▸ WORK TO BE COMPLETED:
Locate each line in the material below that contains the string "arrow", and copy those lines.

─── INFORMATION GIVEN

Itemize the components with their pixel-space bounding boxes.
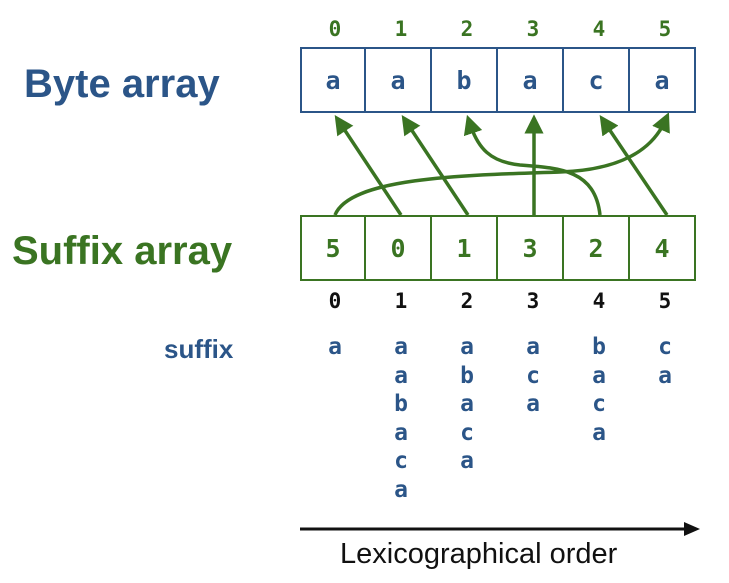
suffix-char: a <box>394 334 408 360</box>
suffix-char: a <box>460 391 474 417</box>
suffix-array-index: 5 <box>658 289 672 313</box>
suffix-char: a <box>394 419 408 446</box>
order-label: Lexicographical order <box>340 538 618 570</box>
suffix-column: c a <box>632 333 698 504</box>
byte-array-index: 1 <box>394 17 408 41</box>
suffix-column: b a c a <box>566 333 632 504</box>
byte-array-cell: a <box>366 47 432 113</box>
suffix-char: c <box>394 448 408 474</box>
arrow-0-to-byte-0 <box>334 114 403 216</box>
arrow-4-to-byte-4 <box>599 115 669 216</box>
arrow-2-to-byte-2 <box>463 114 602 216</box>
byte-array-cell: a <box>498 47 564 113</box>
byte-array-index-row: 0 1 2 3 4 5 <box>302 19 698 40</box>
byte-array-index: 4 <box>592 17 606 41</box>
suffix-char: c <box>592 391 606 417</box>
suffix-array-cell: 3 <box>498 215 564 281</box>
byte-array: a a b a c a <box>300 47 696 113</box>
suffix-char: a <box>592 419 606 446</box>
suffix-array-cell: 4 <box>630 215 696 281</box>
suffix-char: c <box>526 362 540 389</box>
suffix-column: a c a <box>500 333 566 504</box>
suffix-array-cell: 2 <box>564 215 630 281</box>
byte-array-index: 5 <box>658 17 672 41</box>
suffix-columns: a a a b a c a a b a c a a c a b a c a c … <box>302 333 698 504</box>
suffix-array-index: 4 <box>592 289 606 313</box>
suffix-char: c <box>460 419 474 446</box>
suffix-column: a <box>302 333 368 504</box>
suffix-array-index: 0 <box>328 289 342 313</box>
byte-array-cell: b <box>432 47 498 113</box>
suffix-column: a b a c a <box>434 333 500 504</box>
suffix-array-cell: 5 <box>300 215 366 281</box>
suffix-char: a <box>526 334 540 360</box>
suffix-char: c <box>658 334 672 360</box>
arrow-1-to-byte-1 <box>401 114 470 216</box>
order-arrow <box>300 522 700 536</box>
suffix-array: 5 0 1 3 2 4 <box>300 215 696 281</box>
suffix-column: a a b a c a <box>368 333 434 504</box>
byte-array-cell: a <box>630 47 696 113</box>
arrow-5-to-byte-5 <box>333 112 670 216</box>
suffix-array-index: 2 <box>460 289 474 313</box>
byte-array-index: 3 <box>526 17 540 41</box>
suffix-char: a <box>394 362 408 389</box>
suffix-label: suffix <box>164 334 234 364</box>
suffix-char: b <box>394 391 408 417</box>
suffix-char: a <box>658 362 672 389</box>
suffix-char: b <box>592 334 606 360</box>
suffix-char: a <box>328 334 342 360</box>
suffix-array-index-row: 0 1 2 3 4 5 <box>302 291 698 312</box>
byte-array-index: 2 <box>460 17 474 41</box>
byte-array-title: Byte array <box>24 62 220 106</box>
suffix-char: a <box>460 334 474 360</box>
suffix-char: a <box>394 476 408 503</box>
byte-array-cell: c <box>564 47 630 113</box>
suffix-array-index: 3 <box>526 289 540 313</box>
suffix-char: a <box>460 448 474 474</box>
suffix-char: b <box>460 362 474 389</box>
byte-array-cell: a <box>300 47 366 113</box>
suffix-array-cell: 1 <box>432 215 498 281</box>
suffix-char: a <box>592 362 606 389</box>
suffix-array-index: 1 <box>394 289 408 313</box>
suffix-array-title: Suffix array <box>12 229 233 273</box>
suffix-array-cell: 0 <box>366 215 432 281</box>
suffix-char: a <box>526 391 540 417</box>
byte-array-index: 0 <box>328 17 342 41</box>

──────
─── INFORMATION GIVEN

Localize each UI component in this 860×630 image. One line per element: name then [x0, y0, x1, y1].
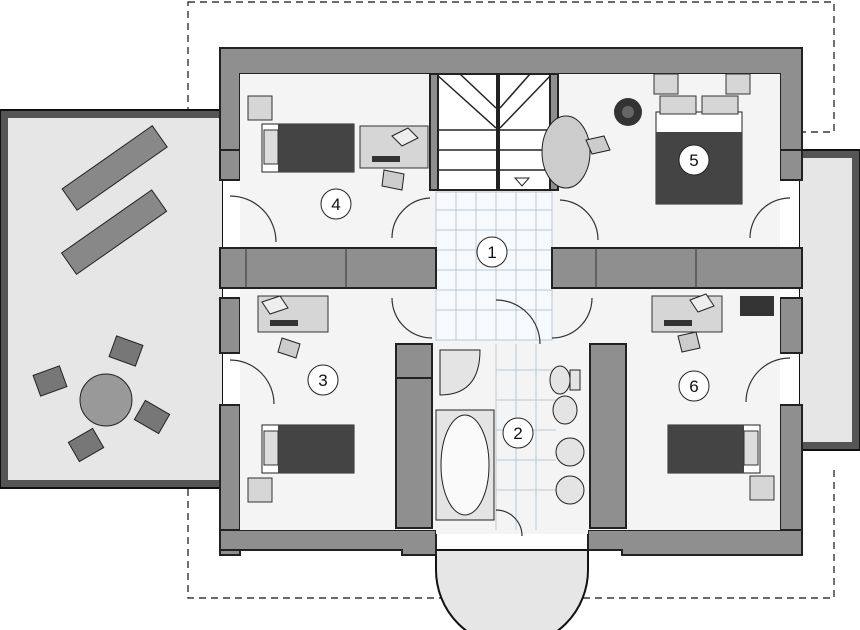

──────

▸ EXERCISE RESULT:
arrow-0-to-byte-0 <box>334 114 403 216</box>
arrow-4-to-byte-4 <box>599 115 669 216</box>
arrow-2-to-byte-2 <box>463 114 602 216</box>
arrow-1-to-byte-1 <box>401 114 470 216</box>
order-arrow <box>300 522 700 536</box>
arrow-5-to-byte-5 <box>333 112 670 216</box>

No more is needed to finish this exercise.